> **Stated goal**
Only lines with the word "text" are needed; collect each of them from the listing below.

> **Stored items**
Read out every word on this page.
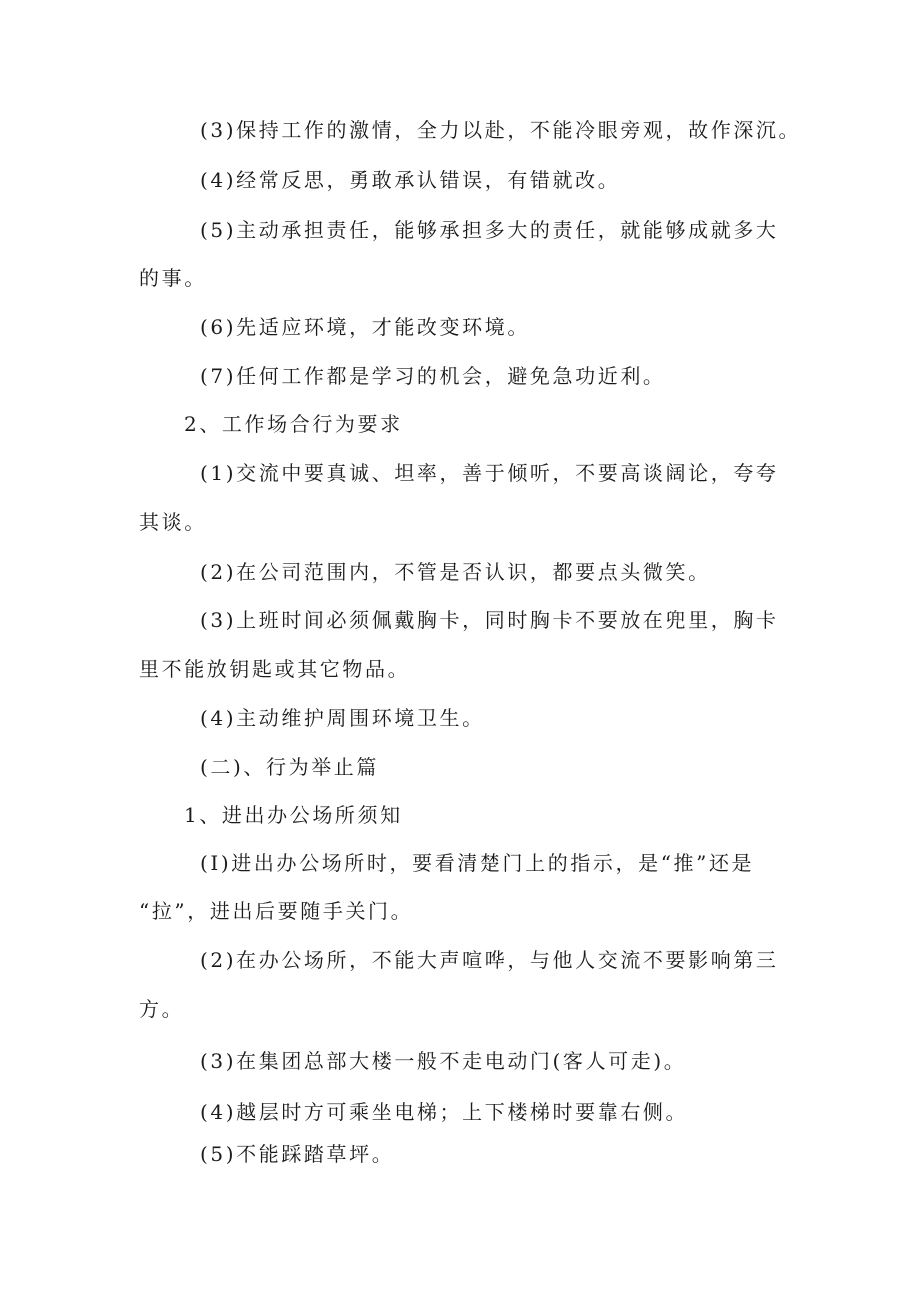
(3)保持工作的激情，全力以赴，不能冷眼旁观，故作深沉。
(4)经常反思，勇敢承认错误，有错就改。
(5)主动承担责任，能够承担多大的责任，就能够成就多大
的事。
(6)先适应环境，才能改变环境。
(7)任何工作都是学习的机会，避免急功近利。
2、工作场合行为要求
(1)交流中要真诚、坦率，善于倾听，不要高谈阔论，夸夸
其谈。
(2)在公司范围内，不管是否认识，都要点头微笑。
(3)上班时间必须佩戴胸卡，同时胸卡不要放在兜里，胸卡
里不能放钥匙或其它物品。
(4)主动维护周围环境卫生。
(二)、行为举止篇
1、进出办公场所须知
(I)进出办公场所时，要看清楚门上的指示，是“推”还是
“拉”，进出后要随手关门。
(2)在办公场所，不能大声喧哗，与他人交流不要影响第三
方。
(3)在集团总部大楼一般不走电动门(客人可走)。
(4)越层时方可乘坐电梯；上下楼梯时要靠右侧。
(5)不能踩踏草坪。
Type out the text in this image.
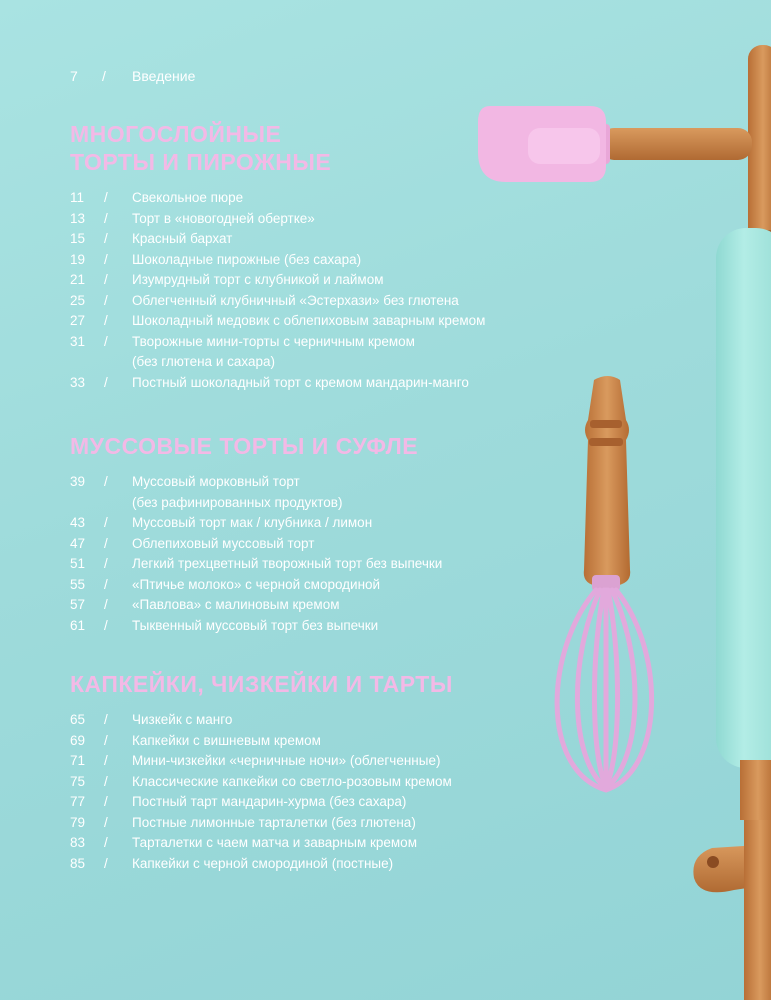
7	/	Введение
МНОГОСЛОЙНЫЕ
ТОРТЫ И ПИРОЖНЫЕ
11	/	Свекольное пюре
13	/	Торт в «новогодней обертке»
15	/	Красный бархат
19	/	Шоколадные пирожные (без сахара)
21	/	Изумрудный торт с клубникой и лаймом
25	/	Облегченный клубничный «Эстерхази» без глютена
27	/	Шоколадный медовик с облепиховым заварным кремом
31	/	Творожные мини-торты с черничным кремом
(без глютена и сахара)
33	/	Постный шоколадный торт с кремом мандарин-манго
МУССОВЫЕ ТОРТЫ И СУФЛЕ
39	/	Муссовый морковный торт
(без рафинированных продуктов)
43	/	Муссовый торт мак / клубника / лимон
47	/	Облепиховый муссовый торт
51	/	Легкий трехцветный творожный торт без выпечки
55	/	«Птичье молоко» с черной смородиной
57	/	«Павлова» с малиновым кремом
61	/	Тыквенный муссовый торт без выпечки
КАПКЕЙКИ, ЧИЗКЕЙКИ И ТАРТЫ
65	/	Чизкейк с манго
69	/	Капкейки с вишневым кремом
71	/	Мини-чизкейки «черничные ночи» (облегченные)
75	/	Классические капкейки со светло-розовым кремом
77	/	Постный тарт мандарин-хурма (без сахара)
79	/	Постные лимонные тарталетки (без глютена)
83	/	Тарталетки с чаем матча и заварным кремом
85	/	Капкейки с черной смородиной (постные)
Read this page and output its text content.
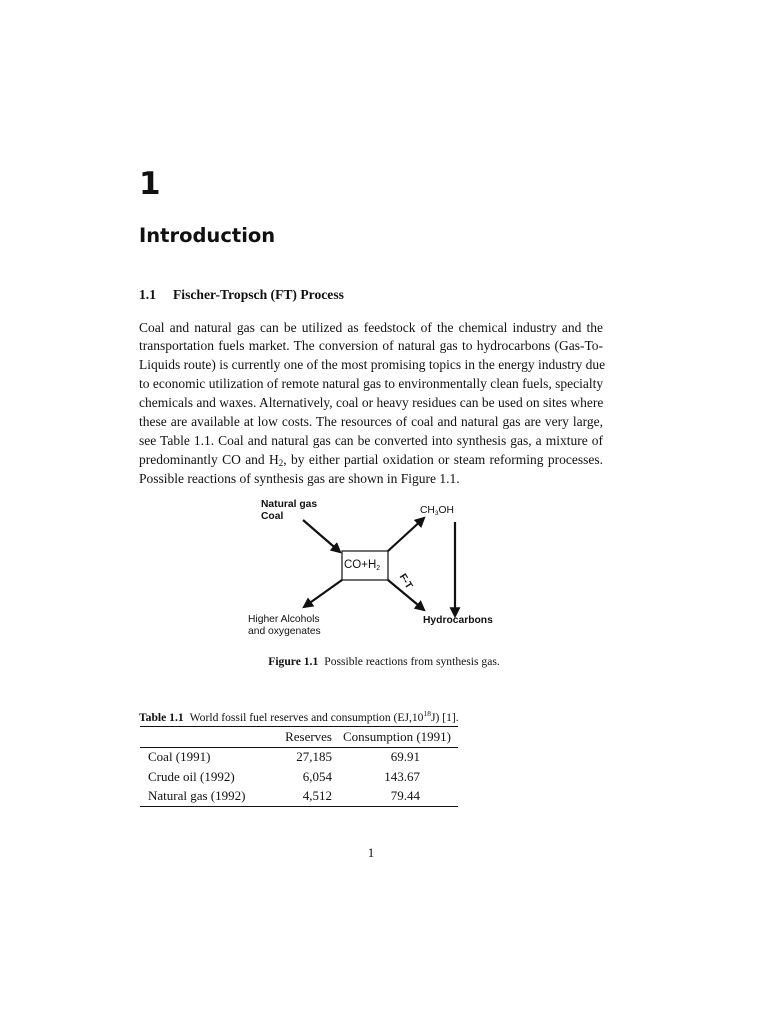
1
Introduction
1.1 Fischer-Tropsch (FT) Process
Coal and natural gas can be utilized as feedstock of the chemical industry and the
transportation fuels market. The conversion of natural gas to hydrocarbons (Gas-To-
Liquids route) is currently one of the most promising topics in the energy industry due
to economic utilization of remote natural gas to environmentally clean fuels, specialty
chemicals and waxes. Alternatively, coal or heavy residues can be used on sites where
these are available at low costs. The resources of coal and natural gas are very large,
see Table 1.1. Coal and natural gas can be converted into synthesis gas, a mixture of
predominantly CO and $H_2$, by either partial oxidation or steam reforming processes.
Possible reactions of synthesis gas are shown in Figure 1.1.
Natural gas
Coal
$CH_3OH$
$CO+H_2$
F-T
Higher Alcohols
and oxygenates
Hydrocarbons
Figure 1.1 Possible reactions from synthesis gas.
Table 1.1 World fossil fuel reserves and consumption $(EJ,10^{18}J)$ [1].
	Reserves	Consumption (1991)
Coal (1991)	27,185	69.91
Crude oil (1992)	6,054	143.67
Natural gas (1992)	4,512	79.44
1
==
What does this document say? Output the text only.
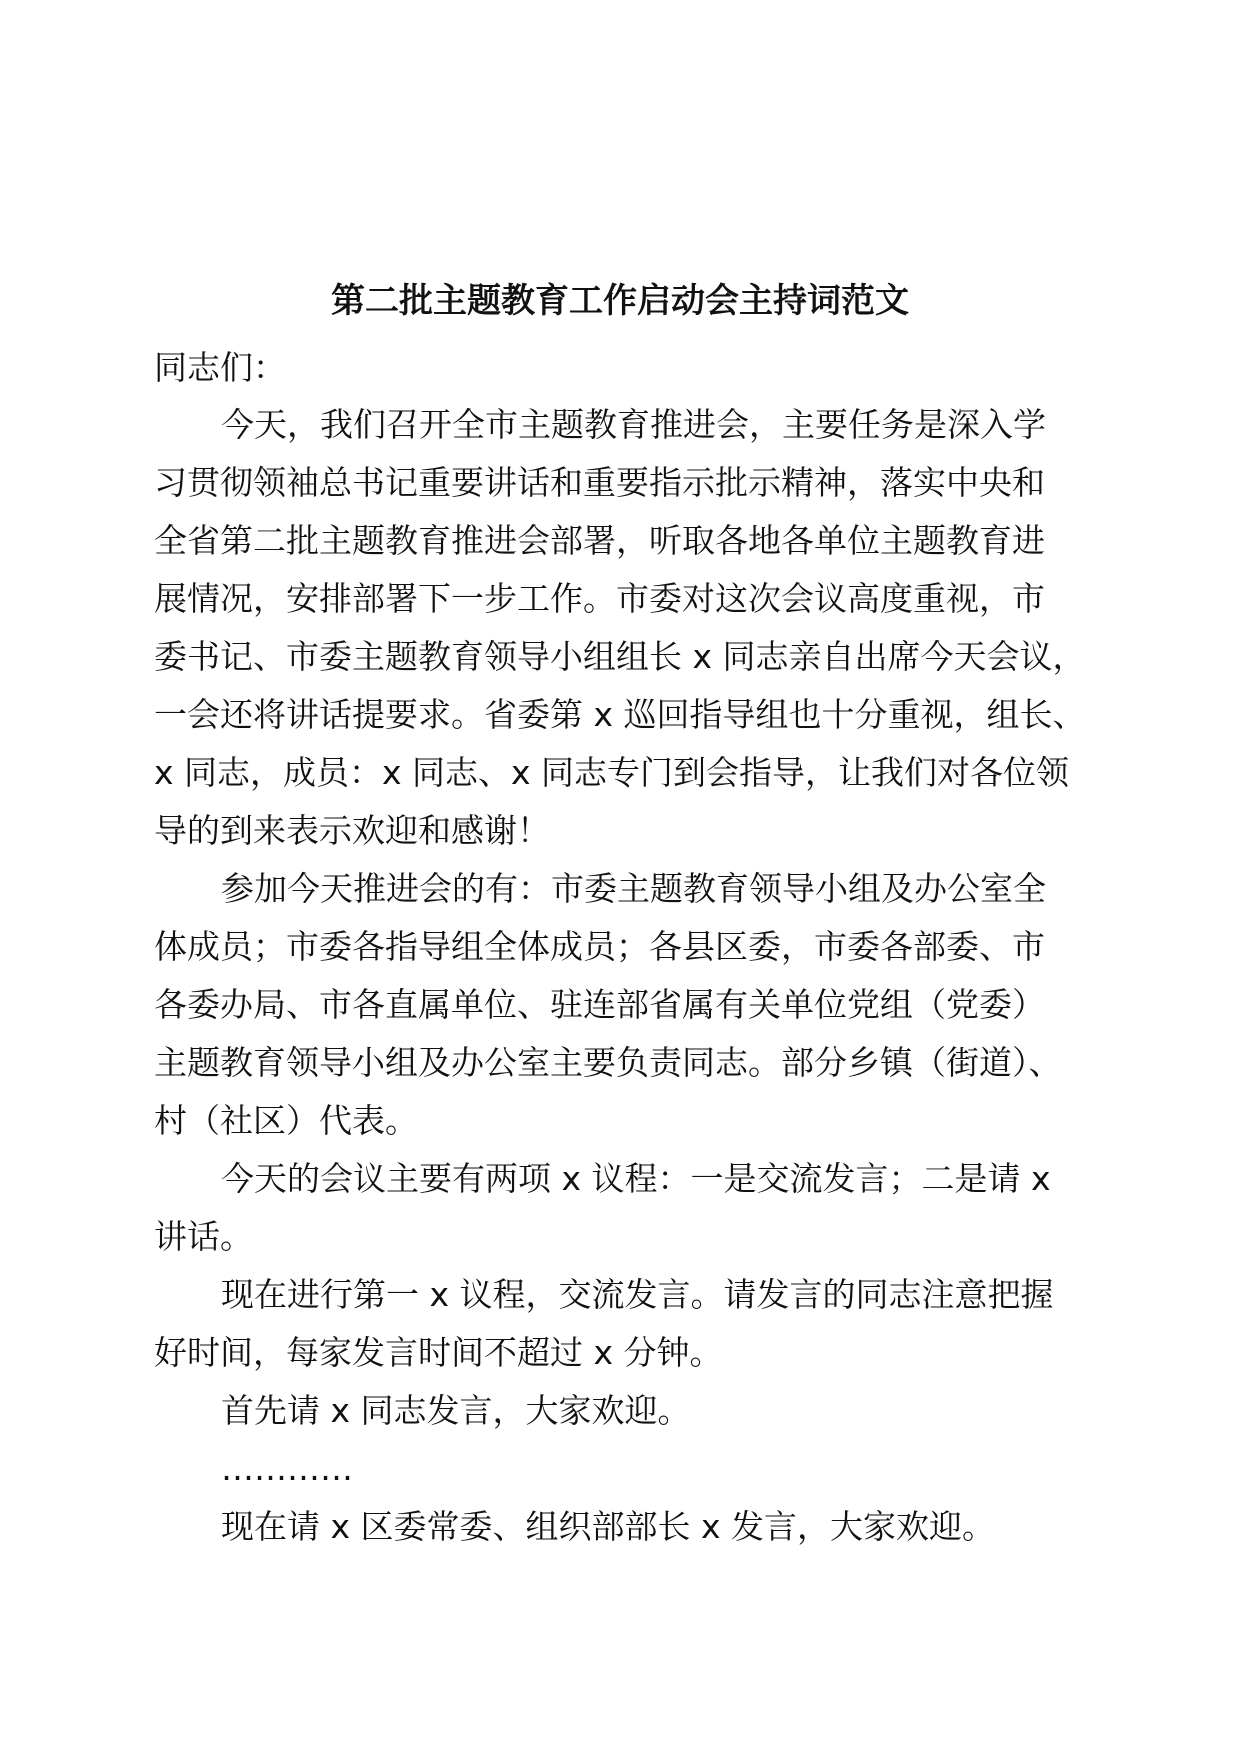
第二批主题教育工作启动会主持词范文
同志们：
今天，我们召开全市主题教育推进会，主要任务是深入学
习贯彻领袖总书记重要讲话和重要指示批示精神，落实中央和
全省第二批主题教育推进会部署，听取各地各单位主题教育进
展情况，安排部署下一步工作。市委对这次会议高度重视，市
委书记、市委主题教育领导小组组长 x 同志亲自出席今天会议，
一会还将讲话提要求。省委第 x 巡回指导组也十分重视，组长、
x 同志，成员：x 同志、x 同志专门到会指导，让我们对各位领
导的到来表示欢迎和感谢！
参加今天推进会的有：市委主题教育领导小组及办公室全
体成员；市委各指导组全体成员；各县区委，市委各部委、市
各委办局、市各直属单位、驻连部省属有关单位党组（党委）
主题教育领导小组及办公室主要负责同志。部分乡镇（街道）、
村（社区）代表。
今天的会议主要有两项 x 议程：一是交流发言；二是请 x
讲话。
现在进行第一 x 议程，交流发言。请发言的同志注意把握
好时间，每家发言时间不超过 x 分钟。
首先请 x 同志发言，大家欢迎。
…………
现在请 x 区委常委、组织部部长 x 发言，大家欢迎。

> **Result of the exercise**
Type out the text in this image.
Read this page and output its text content.
What does this document say? Output the text only.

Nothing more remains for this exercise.